— Begin Working data —
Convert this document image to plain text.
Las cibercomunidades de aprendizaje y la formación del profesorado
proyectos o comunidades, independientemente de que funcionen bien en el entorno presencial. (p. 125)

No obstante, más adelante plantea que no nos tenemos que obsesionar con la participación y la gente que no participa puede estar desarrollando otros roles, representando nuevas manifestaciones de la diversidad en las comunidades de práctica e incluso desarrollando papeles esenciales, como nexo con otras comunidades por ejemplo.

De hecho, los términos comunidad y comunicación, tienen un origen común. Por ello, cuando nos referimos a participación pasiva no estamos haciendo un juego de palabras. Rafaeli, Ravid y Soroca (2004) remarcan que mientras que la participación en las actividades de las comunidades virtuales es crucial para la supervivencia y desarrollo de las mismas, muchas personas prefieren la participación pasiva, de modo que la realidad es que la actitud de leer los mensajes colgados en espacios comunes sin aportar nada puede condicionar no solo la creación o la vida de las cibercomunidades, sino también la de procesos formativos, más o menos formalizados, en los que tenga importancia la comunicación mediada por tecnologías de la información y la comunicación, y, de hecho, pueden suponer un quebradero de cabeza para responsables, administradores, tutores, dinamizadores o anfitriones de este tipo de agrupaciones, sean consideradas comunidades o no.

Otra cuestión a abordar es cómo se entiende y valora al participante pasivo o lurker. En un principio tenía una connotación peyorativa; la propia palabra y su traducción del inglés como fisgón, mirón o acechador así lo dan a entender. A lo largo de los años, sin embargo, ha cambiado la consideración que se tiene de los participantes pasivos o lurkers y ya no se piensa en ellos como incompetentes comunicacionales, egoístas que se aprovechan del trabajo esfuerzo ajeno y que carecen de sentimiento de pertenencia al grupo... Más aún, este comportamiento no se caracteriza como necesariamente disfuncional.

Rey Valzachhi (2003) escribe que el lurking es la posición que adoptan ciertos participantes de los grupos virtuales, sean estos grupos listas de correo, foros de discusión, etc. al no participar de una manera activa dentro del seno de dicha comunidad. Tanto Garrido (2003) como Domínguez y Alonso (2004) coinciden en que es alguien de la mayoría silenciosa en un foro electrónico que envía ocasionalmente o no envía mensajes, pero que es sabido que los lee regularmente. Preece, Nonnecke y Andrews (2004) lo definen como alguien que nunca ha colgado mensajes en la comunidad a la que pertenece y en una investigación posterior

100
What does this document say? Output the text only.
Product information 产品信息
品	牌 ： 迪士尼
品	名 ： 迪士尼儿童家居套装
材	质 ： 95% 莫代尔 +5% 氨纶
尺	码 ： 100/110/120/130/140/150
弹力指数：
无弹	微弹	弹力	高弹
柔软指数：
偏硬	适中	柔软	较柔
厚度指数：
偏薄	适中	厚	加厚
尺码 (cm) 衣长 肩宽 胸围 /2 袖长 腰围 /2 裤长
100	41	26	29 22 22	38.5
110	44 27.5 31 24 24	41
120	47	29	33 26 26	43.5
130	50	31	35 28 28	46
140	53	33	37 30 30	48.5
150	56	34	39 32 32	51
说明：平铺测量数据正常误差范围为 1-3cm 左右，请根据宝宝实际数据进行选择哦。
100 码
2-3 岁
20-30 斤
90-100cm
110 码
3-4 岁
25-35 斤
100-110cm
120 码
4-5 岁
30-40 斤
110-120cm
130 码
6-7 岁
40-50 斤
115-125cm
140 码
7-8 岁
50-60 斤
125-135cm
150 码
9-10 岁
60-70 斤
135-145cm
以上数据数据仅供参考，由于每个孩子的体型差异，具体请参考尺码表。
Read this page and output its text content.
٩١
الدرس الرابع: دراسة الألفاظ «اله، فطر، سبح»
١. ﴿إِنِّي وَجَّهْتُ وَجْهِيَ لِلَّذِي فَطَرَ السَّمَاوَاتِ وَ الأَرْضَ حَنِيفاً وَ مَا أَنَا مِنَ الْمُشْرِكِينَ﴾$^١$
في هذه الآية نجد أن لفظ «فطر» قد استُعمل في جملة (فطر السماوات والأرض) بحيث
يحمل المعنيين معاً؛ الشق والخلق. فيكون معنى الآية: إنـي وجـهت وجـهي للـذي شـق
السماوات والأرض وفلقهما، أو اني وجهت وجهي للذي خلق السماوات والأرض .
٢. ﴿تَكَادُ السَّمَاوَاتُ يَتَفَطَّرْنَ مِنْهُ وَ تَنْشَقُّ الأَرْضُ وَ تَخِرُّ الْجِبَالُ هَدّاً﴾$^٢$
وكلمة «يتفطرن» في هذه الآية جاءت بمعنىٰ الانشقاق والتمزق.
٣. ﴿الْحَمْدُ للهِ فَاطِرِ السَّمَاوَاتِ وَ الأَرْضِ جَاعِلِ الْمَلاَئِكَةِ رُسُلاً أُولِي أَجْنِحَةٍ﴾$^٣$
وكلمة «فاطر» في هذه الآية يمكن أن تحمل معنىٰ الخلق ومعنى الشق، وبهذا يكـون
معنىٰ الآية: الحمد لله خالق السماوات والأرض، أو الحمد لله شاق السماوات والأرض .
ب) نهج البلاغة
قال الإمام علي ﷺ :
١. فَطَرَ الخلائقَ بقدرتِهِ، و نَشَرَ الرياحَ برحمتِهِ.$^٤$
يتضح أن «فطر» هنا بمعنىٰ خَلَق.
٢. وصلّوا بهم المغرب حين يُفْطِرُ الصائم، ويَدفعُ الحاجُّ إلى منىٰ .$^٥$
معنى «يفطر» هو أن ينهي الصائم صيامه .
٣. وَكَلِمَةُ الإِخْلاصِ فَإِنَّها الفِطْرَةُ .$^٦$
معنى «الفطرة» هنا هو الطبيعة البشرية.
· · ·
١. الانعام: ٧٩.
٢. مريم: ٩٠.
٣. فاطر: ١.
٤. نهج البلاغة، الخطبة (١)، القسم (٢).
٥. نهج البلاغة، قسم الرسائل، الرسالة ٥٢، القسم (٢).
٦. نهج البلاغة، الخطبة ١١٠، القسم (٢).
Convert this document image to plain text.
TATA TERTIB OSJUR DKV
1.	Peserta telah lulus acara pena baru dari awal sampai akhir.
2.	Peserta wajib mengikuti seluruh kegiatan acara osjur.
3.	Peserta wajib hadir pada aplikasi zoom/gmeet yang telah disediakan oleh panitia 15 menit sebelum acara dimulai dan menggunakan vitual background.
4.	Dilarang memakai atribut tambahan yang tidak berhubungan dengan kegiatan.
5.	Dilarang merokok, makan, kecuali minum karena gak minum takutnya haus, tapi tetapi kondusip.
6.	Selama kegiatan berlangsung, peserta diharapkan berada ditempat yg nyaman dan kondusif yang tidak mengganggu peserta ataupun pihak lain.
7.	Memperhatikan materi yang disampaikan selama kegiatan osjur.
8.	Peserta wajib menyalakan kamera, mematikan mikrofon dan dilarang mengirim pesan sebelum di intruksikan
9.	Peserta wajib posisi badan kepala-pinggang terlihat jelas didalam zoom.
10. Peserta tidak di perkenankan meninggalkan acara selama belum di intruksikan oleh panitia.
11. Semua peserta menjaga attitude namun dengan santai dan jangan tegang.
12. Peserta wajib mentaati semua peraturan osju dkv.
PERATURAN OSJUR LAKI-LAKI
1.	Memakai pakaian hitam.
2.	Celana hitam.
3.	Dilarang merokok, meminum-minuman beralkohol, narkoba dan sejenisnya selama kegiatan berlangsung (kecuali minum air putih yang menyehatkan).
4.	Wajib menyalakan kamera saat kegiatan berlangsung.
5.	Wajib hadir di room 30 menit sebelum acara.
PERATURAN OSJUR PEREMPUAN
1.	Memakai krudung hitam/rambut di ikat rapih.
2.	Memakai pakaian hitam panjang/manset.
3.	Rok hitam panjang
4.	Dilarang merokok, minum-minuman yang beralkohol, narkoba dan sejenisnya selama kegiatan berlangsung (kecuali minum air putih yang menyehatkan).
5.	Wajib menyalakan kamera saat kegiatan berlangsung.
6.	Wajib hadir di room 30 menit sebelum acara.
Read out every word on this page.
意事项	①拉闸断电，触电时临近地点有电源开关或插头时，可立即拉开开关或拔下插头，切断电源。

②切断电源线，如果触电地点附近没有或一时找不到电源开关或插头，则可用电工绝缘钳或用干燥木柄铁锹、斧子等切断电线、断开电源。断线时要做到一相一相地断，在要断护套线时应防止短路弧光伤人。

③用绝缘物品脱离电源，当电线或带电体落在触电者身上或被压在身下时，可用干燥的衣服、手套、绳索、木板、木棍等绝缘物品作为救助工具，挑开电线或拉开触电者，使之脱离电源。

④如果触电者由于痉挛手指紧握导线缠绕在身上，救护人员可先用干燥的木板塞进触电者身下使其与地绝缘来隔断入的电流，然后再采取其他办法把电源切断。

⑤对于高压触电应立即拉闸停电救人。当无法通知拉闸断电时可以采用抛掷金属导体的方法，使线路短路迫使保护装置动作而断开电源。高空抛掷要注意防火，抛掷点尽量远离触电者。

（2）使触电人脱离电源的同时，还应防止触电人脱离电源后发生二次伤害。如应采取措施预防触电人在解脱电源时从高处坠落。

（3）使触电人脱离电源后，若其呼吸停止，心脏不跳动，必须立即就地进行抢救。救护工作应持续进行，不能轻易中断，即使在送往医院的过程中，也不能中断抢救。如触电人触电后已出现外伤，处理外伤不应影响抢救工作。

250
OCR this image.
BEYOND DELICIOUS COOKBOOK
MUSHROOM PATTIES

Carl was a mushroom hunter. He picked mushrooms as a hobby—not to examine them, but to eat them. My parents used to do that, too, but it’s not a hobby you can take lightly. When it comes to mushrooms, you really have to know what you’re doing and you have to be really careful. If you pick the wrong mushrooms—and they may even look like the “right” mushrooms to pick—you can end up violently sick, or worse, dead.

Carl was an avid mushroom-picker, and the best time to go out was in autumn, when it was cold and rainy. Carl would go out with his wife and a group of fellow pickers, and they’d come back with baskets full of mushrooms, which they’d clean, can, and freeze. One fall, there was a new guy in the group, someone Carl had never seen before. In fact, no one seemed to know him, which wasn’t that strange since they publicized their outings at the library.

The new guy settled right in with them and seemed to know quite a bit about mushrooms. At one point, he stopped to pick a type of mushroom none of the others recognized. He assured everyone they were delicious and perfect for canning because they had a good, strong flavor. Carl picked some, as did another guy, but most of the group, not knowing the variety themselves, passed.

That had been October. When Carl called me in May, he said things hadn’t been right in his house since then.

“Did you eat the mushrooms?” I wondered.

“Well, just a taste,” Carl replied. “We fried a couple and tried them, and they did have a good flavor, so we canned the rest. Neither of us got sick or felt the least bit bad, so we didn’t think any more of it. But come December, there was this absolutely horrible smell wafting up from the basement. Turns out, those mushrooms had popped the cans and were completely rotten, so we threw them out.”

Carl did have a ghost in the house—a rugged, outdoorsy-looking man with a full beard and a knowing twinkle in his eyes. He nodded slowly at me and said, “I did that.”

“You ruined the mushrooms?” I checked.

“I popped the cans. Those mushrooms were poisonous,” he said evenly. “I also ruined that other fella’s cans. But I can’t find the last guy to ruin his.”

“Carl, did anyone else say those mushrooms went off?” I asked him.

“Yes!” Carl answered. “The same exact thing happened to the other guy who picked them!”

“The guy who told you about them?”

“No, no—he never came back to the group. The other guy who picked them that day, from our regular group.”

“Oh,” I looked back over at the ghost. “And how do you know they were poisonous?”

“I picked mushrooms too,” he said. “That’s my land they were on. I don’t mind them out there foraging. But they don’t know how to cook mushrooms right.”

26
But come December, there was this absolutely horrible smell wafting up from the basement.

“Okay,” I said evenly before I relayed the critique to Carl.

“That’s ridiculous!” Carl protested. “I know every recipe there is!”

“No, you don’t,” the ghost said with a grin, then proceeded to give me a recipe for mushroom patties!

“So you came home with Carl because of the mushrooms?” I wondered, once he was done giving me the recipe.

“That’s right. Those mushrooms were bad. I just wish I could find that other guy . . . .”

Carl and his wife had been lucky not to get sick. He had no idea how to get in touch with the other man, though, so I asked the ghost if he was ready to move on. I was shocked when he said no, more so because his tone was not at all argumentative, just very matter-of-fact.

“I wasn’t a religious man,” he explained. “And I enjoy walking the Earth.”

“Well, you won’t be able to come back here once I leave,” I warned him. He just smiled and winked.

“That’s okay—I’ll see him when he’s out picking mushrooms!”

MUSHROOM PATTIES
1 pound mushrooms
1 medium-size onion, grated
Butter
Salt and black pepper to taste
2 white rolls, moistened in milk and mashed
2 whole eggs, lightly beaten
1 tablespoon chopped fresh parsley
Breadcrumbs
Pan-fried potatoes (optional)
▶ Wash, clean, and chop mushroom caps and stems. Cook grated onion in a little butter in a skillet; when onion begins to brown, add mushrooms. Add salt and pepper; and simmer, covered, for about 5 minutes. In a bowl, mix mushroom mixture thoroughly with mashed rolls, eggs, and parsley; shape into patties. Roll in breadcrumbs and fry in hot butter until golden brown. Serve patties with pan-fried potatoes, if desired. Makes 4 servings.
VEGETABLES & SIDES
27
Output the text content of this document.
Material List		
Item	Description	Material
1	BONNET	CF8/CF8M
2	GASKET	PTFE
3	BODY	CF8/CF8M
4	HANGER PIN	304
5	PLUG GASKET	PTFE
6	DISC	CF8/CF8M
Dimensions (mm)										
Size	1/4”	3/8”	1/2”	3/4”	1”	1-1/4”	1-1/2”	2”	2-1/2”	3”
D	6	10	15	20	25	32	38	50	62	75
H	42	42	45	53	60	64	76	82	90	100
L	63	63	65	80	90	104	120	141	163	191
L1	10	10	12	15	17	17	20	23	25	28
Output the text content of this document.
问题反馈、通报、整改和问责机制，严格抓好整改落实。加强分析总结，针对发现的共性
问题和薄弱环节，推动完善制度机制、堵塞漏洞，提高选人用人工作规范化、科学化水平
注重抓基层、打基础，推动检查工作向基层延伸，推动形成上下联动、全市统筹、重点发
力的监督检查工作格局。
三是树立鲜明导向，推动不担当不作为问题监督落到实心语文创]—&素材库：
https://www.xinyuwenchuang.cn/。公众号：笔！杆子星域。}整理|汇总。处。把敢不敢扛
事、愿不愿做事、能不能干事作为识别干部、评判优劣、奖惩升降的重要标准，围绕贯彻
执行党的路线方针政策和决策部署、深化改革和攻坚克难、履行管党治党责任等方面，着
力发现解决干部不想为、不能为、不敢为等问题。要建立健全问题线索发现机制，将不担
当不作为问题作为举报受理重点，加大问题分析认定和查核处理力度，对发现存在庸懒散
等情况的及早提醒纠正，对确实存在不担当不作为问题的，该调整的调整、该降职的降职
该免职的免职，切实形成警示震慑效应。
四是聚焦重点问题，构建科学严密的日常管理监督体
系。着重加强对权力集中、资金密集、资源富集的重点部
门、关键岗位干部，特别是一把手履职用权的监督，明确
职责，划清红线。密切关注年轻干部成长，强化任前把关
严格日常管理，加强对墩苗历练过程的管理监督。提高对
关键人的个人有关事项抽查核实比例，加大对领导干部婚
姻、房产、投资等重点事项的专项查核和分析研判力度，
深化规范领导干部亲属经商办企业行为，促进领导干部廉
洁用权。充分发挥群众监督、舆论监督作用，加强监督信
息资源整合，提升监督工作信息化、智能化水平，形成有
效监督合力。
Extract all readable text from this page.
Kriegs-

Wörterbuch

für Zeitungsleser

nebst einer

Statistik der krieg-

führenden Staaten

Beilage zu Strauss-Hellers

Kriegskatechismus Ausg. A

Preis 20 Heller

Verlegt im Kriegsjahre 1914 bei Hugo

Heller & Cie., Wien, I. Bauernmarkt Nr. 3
— End Working data —
_Stated goal_: Across the records above, count the lines holding "basement" and reply with that number alone.

_Result of this task_: 2